> [The problem]: Sift the material for lines containing "VirtualBox", and return them.

> [Extracted data]:

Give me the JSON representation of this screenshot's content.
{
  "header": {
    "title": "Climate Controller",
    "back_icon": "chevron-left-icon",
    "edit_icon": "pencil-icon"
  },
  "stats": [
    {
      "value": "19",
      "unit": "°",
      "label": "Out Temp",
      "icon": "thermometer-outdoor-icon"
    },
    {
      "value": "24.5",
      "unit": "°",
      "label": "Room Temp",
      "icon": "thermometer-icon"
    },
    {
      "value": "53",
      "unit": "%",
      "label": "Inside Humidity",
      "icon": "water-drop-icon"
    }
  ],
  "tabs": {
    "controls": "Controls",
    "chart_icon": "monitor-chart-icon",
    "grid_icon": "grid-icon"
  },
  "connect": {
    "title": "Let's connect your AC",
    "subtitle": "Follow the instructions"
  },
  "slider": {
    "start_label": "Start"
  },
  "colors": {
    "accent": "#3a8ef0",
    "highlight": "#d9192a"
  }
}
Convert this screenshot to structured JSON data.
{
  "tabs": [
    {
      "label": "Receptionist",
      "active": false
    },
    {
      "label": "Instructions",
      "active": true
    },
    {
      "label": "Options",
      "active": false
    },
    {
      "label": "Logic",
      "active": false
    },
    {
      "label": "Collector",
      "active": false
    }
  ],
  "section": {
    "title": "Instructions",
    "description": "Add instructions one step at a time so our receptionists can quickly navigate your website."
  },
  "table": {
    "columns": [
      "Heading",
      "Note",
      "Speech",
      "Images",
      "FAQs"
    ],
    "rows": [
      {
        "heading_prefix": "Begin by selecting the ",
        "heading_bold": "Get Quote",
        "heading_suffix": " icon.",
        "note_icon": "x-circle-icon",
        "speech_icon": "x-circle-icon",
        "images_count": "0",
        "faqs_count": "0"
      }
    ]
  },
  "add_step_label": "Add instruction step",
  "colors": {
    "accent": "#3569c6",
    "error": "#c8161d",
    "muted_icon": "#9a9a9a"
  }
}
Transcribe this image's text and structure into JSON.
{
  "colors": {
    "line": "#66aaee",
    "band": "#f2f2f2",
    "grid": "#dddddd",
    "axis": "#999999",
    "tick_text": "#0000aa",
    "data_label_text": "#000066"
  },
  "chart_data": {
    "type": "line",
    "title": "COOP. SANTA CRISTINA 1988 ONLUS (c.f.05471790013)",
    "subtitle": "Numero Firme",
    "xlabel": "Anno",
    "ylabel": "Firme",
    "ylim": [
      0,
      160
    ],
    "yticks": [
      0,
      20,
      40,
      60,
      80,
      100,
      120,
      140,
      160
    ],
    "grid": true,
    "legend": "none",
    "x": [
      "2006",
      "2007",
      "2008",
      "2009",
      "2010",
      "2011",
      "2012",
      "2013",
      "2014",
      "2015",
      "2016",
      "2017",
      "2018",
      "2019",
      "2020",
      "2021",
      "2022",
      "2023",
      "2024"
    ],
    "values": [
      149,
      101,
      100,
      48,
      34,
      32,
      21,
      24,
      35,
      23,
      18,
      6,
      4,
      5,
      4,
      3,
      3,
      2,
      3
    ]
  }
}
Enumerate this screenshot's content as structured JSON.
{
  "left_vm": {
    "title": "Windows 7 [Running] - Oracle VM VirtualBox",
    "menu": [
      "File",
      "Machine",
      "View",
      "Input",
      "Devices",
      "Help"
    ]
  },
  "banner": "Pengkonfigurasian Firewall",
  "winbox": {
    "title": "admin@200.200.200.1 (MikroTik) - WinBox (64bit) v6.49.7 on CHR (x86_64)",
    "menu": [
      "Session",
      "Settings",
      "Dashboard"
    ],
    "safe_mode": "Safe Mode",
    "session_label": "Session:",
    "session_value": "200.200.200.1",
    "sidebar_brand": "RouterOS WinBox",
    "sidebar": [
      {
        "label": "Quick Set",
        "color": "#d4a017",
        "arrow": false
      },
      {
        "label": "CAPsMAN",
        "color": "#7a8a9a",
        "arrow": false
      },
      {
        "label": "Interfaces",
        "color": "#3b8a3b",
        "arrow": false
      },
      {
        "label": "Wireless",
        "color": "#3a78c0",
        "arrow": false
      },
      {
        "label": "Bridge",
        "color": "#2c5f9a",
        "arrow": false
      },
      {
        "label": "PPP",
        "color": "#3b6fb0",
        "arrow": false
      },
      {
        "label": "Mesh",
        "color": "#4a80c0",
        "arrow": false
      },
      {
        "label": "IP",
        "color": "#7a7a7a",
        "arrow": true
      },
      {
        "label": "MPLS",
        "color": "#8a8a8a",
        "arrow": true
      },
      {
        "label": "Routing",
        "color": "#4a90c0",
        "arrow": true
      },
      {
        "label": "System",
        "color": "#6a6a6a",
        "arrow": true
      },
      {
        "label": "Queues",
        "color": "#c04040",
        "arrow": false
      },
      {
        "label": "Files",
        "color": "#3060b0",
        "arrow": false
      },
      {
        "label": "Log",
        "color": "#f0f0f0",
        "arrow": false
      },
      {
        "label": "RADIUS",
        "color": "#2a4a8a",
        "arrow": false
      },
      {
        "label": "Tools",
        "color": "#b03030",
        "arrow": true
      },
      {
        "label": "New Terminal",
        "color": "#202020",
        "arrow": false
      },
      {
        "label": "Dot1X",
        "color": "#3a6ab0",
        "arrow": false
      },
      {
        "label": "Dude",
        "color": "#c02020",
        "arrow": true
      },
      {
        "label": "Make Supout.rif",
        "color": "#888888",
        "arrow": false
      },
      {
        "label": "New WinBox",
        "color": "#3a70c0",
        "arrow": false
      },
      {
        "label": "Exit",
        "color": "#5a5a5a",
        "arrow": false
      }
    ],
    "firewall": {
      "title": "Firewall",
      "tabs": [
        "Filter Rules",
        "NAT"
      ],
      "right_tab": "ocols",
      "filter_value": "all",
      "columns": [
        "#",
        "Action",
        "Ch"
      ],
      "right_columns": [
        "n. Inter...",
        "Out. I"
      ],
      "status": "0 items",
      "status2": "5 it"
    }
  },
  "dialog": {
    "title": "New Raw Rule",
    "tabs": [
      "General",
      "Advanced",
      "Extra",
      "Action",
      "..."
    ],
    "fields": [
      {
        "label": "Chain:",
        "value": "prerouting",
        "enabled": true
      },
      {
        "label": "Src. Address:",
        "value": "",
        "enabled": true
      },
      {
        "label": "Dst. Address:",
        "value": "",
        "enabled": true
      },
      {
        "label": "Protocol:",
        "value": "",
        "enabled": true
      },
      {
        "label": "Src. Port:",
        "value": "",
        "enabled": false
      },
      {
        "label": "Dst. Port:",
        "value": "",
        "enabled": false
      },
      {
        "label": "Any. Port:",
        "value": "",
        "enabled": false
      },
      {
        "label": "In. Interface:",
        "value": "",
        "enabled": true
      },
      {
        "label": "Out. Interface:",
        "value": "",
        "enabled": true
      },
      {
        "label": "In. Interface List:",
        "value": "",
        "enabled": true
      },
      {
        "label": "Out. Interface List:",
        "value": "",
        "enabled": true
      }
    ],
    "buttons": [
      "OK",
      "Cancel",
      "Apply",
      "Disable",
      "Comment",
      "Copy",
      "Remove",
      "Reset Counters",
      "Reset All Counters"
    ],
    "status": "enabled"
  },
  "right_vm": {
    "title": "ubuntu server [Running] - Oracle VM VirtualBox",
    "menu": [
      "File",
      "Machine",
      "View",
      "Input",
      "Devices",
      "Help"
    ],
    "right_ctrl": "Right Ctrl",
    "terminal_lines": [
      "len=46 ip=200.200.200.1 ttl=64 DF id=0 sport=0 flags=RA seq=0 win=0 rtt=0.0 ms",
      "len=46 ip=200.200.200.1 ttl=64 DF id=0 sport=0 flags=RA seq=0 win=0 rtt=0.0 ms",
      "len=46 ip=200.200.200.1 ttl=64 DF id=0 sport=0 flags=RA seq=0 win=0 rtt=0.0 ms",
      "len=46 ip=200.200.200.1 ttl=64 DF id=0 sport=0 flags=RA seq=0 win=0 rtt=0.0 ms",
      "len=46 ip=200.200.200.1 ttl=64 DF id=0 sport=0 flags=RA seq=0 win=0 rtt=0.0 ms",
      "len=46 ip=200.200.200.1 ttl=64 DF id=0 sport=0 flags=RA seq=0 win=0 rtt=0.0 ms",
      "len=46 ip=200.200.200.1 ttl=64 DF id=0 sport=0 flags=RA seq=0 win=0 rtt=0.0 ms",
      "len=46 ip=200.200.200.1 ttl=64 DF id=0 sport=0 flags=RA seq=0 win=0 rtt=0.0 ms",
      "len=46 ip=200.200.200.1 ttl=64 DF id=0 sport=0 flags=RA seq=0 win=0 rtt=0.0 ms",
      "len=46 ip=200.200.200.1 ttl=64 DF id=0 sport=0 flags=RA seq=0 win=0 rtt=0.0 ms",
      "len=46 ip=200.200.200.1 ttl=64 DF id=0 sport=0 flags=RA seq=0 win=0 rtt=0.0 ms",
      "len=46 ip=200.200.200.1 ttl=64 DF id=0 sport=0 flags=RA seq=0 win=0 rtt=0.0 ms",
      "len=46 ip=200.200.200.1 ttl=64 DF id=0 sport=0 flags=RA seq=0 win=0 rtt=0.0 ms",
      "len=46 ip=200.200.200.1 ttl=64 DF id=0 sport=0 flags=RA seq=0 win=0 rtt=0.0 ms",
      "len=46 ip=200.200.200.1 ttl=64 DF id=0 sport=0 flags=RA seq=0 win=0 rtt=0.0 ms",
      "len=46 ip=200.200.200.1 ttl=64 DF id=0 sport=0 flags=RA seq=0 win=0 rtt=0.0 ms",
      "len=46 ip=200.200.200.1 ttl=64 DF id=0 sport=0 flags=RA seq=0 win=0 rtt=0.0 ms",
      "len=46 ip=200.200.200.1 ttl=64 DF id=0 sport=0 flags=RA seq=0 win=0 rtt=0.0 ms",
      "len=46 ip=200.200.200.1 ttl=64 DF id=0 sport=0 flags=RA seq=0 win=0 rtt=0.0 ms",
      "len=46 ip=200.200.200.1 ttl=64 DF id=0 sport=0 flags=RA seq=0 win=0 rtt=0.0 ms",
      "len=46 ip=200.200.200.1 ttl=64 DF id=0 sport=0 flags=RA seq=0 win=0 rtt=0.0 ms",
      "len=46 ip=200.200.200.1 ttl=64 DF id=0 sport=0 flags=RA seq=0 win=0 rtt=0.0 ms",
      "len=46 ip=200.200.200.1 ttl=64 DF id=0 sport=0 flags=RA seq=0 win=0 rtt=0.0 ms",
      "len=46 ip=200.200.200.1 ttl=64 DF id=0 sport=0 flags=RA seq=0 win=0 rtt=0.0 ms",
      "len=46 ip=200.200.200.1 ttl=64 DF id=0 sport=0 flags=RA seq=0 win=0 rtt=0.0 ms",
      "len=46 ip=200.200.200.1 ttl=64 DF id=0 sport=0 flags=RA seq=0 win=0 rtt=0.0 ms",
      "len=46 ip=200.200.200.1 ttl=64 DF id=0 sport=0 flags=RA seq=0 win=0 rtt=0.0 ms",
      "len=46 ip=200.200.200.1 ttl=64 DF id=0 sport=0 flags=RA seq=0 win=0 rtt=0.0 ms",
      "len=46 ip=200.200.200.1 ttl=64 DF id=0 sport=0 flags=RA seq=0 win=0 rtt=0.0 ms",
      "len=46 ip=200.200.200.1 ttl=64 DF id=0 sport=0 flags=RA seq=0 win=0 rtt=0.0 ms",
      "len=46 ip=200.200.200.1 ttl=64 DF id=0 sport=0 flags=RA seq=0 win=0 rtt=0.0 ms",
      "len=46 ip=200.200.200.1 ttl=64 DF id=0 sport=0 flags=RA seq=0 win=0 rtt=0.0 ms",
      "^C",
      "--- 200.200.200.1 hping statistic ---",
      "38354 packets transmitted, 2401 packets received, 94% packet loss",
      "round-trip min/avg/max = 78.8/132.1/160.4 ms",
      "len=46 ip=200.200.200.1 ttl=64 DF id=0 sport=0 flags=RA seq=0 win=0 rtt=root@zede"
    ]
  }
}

> [Right answer]:
    "title": "Windows 7 [Running] - Oracle VM VirtualBox",
    "title": "ubuntu server [Running] - Oracle VM VirtualBox",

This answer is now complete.